WHAT THIS TASK INVOLVES: Return all the data below as it stands, minus the pictures.

***** INPUT FOR THIS TASK

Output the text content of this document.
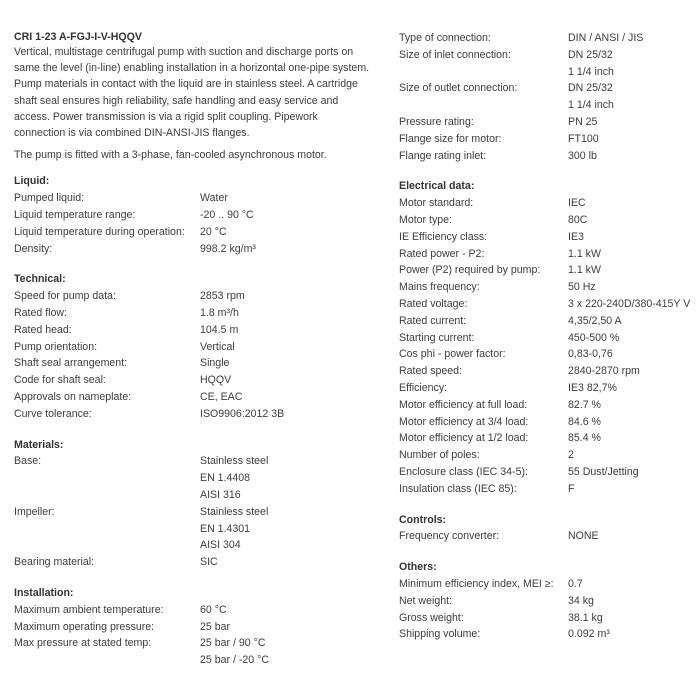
CRI 1-23 A-FGJ-I-V-HQQV

Vertical, multistage centrifugal pump with suction and discharge ports on

same the level (in-line) enabling installation in a horizontal one-pipe system.

Pump materials in contact with the liquid are in stainless steel. A cartridge

shaft seal ensures high reliability, safe handling and easy service and

access. Power transmission is via a rigid split coupling. Pipework

connection is via combined DIN-ANSI-JIS flanges.

The pump is fitted with a 3-phase, fan-cooled asynchronous motor.

Liquid:
Pumped liquid:	Water
Liquid temperature range:	-20 .. 90 °C
Liquid temperature during operation:	20 °C
Density:	998.2 kg/m³
Technical:
Speed for pump data:	2853 rpm
Rated flow:	1.8 m³/h
Rated head:	104.5 m
Pump orientation:	Vertical
Shaft seal arrangement:	Single
Code for shaft seal:	HQQV
Approvals on nameplate:	CE, EAC
Curve tolerance:	ISO9906:2012 3B
Materials:
Base:	Stainless steel
EN 1.4408
AISI 316
Impeller:	Stainless steel
EN 1.4301
AISI 304
Bearing material:	SIC
Installation:
Maximum ambient temperature:	60 °C
Maximum operating pressure:	25 bar
Max pressure at stated temp:	25 bar / 90 °C
25 bar / -20 °C
Type of connection:	DIN / ANSI / JIS
Size of inlet connection:	DN 25/32
1 1/4 inch
Size of outlet connection:	DN 25/32
1 1/4 inch
Pressure rating:	PN 25
Flange size for motor:	FT100
Flange rating inlet:	300 lb
Electrical data:
Motor standard:	IEC
Motor type:	80C
IE Efficiency class:	IE3
Rated power - P2:	1.1 kW
Power (P2) required by pump:	1.1 kW
Mains frequency:	50 Hz
Rated voltage:	3 x 220-240D/380-415Y V
Rated current:	4,35/2,50 A
Starting current:	450-500 %
Cos phi - power factor:	0,83-0,76
Rated speed:	2840-2870 rpm
Efficiency:	IE3 82,7%
Motor efficiency at full load:	82.7 %
Motor efficiency at 3/4 load:	84.6 %
Motor efficiency at 1/2 load:	85.4 %
Number of poles:	2
Enclosure class (IEC 34-5):	55 Dust/Jetting
Insulation class (IEC 85):	F
Controls:
Frequency converter:	NONE
Others:
Minimum efficiency index, MEI ≥:	0.7
Net weight:	34 kg
Gross weight:	38.1 kg
Shipping volume:	0.092 m³
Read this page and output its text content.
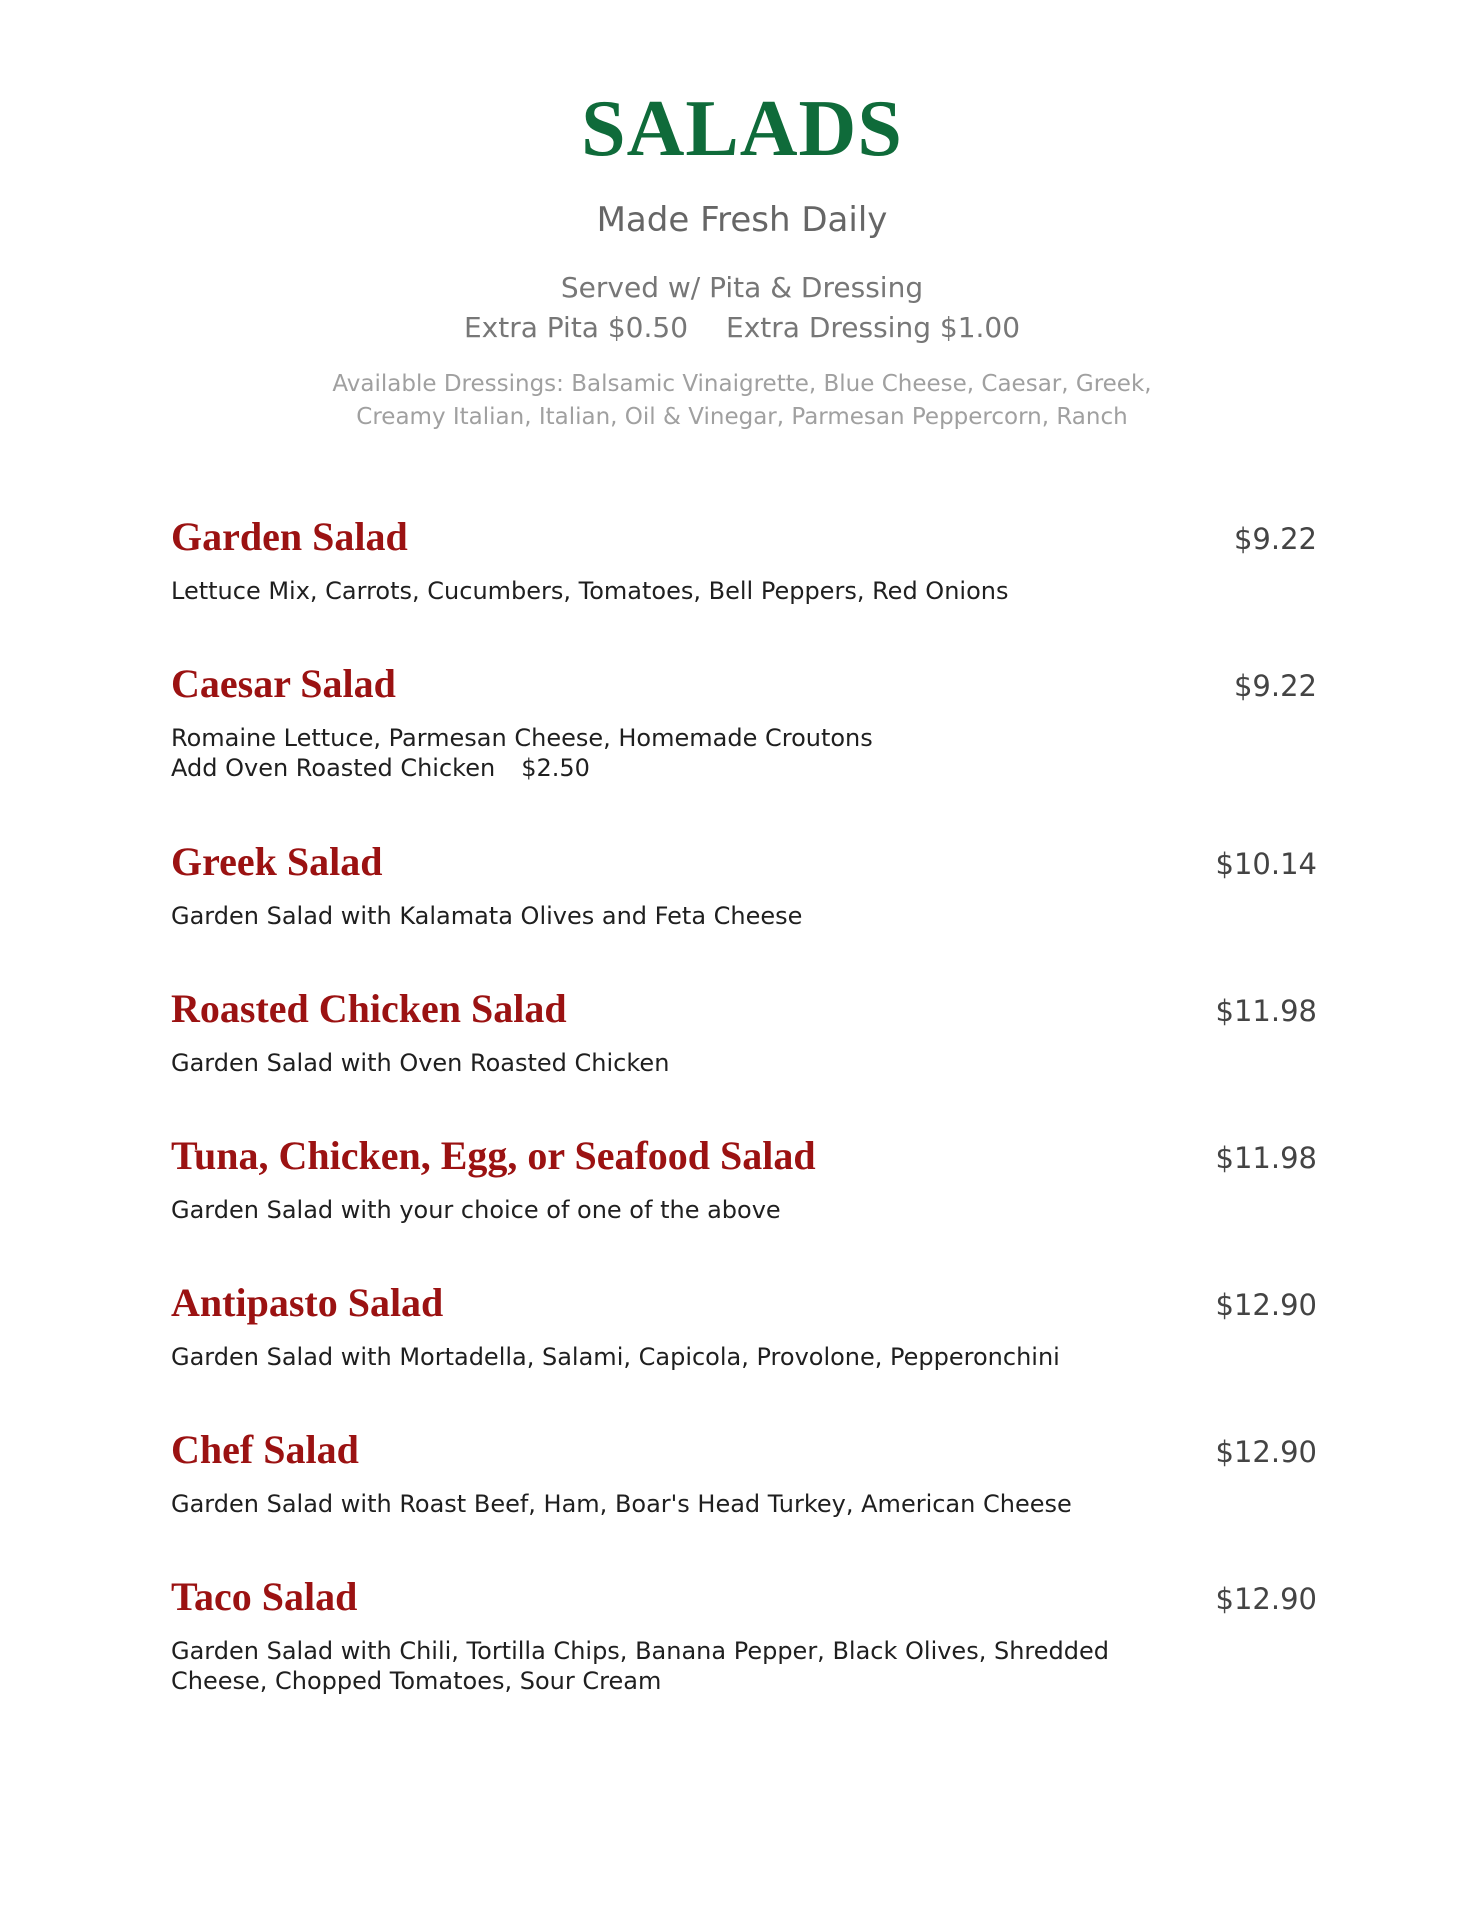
SALADS
Made Fresh Daily
Served w/ Pita & Dressing
Extra Pita $0.50 Extra Dressing $1.00
Available Dressings: Balsamic Vinaigrette, Blue Cheese, Caesar, Greek,
Creamy Italian, Italian, Oil & Vinegar, Parmesan Peppercorn, Ranch
Garden Salad	$9.22
Lettuce Mix, Carrots, Cucumbers, Tomatoes, Bell Peppers, Red Onions
Caesar Salad	$9.22
Romaine Lettuce, Parmesan Cheese, Homemade Croutons
Add Oven Roasted Chicken $2.50
Greek Salad	$10.14
Garden Salad with Kalamata Olives and Feta Cheese
Roasted Chicken Salad	$11.98
Garden Salad with Oven Roasted Chicken
Tuna, Chicken, Egg, or Seafood Salad	$11.98
Garden Salad with your choice of one of the above
Antipasto Salad	$12.90
Garden Salad with Mortadella, Salami, Capicola, Provolone, Pepperonchini
Chef Salad	$12.90
Garden Salad with Roast Beef, Ham, Boar's Head Turkey, American Cheese
Taco Salad	$12.90
Garden Salad with Chili, Tortilla Chips, Banana Pepper, Black Olives, Shredded
Cheese, Chopped Tomatoes, Sour Cream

**********

RESULT OF THE EXERCISE:
Output the text content of this document.
CRI 1-23 A-FGJ-I-V-HQQV

Vertical, multistage centrifugal pump with suction and discharge ports on

same the level (in-line) enabling installation in a horizontal one-pipe system.

Pump materials in contact with the liquid are in stainless steel. A cartridge

shaft seal ensures high reliability, safe handling and easy service and

access. Power transmission is via a rigid split coupling. Pipework

connection is via combined DIN-ANSI-JIS flanges.

The pump is fitted with a 3-phase, fan-cooled asynchronous motor.

Liquid:
Pumped liquid:	Water
Liquid temperature range:	-20 .. 90 °C
Liquid temperature during operation:	20 °C
Density:	998.2 kg/m³
Technical:
Speed for pump data:	2853 rpm
Rated flow:	1.8 m³/h
Rated head:	104.5 m
Pump orientation:	Vertical
Shaft seal arrangement:	Single
Code for shaft seal:	HQQV
Approvals on nameplate:	CE, EAC
Curve tolerance:	ISO9906:2012 3B
Materials:
Base:	Stainless steel
EN 1.4408
AISI 316
Impeller:	Stainless steel
EN 1.4301
AISI 304
Bearing material:	SIC
Installation:
Maximum ambient temperature:	60 °C
Maximum operating pressure:	25 bar
Max pressure at stated temp:	25 bar / 90 °C
25 bar / -20 °C
Type of connection:	DIN / ANSI / JIS
Size of inlet connection:	DN 25/32
1 1/4 inch
Size of outlet connection:	DN 25/32
1 1/4 inch
Pressure rating:	PN 25
Flange size for motor:	FT100
Flange rating inlet:	300 lb
Electrical data:
Motor standard:	IEC
Motor type:	80C
IE Efficiency class:	IE3
Rated power - P2:	1.1 kW
Power (P2) required by pump:	1.1 kW
Mains frequency:	50 Hz
Rated voltage:	3 x 220-240D/380-415Y V
Rated current:	4,35/2,50 A
Starting current:	450-500 %
Cos phi - power factor:	0,83-0,76
Rated speed:	2840-2870 rpm
Efficiency:	IE3 82,7%
Motor efficiency at full load:	82.7 %
Motor efficiency at 3/4 load:	84.6 %
Motor efficiency at 1/2 load:	85.4 %
Number of poles:	2
Enclosure class (IEC 34-5):	55 Dust/Jetting
Insulation class (IEC 85):	F
Controls:
Frequency converter:	NONE
Others:
Minimum efficiency index, MEI ≥:	0.7
Net weight:	34 kg
Gross weight:	38.1 kg
Shipping volume:	0.092 m³
Read this page and output its text content.
SALADS
Made Fresh Daily
Served w/ Pita & Dressing
Extra Pita $0.50 Extra Dressing $1.00
Available Dressings: Balsamic Vinaigrette, Blue Cheese, Caesar, Greek,
Creamy Italian, Italian, Oil & Vinegar, Parmesan Peppercorn, Ranch
Garden Salad	$9.22
Lettuce Mix, Carrots, Cucumbers, Tomatoes, Bell Peppers, Red Onions
Caesar Salad	$9.22
Romaine Lettuce, Parmesan Cheese, Homemade Croutons
Add Oven Roasted Chicken $2.50
Greek Salad	$10.14
Garden Salad with Kalamata Olives and Feta Cheese
Roasted Chicken Salad	$11.98
Garden Salad with Oven Roasted Chicken
Tuna, Chicken, Egg, or Seafood Salad	$11.98
Garden Salad with your choice of one of the above
Antipasto Salad	$12.90
Garden Salad with Mortadella, Salami, Capicola, Provolone, Pepperonchini
Chef Salad	$12.90
Garden Salad with Roast Beef, Ham, Boar's Head Turkey, American Cheese
Taco Salad	$12.90
Garden Salad with Chili, Tortilla Chips, Banana Pepper, Black Olives, Shredded
Cheese, Chopped Tomatoes, Sour Cream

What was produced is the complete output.